Objective: Without the pictures, output the records below word for word.

Records for the task:
- - - - - - -

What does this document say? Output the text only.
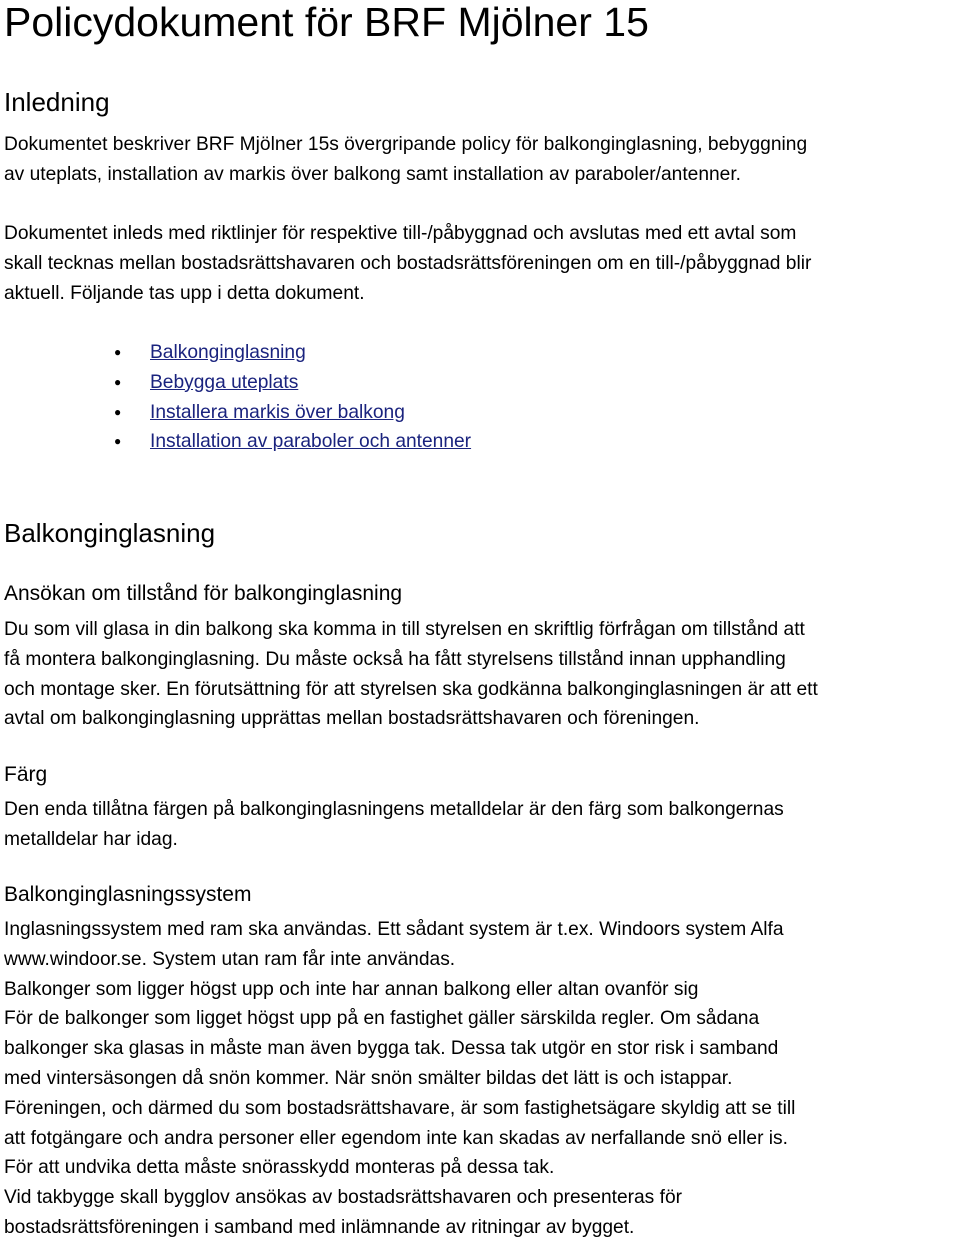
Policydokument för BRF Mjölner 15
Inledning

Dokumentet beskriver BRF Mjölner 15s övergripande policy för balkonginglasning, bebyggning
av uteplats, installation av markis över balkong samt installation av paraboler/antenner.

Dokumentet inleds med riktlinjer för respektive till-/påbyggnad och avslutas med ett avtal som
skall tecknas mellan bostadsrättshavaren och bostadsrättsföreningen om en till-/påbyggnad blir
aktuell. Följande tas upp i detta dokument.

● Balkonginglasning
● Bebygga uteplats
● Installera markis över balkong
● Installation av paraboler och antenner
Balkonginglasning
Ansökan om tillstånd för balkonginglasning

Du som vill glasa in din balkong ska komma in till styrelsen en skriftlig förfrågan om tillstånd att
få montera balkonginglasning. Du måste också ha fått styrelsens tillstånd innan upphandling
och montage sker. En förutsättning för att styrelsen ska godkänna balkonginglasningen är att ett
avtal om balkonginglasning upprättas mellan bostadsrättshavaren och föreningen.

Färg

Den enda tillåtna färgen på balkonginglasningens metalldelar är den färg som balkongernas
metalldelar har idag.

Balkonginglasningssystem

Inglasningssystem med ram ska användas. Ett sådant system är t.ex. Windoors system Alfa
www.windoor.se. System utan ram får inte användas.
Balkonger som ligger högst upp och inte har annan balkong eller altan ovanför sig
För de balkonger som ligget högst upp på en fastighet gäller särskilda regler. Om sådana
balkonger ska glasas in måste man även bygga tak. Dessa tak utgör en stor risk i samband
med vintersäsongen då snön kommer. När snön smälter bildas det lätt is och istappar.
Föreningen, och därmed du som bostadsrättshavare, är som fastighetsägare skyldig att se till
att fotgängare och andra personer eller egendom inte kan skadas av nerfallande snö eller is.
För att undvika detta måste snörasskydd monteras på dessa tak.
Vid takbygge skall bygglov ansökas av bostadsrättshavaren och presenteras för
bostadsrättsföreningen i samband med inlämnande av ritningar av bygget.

- - - - - - -

Reply to the exercise:
What does this document say? Output the text only.
Policydokument för BRF Mjölner 15
Inledning

Dokumentet beskriver BRF Mjölner 15s övergripande policy för balkonginglasning, bebyggning
av uteplats, installation av markis över balkong samt installation av paraboler/antenner.

Dokumentet inleds med riktlinjer för respektive till-/påbyggnad och avslutas med ett avtal som
skall tecknas mellan bostadsrättshavaren och bostadsrättsföreningen om en till-/påbyggnad blir
aktuell. Följande tas upp i detta dokument.

● Balkonginglasning
● Bebygga uteplats
● Installera markis över balkong
● Installation av paraboler och antenner
Balkonginglasning
Ansökan om tillstånd för balkonginglasning

Du som vill glasa in din balkong ska komma in till styrelsen en skriftlig förfrågan om tillstånd att
få montera balkonginglasning. Du måste också ha fått styrelsens tillstånd innan upphandling
och montage sker. En förutsättning för att styrelsen ska godkänna balkonginglasningen är att ett
avtal om balkonginglasning upprättas mellan bostadsrättshavaren och föreningen.

Färg

Den enda tillåtna färgen på balkonginglasningens metalldelar är den färg som balkongernas
metalldelar har idag.

Balkonginglasningssystem

Inglasningssystem med ram ska användas. Ett sådant system är t.ex. Windoors system Alfa
www.windoor.se. System utan ram får inte användas.
Balkonger som ligger högst upp och inte har annan balkong eller altan ovanför sig
För de balkonger som ligget högst upp på en fastighet gäller särskilda regler. Om sådana
balkonger ska glasas in måste man även bygga tak. Dessa tak utgör en stor risk i samband
med vintersäsongen då snön kommer. När snön smälter bildas det lätt is och istappar.
Föreningen, och därmed du som bostadsrättshavare, är som fastighetsägare skyldig att se till
att fotgängare och andra personer eller egendom inte kan skadas av nerfallande snö eller is.
För att undvika detta måste snörasskydd monteras på dessa tak.
Vid takbygge skall bygglov ansökas av bostadsrättshavaren och presenteras för
bostadsrättsföreningen i samband med inlämnande av ritningar av bygget.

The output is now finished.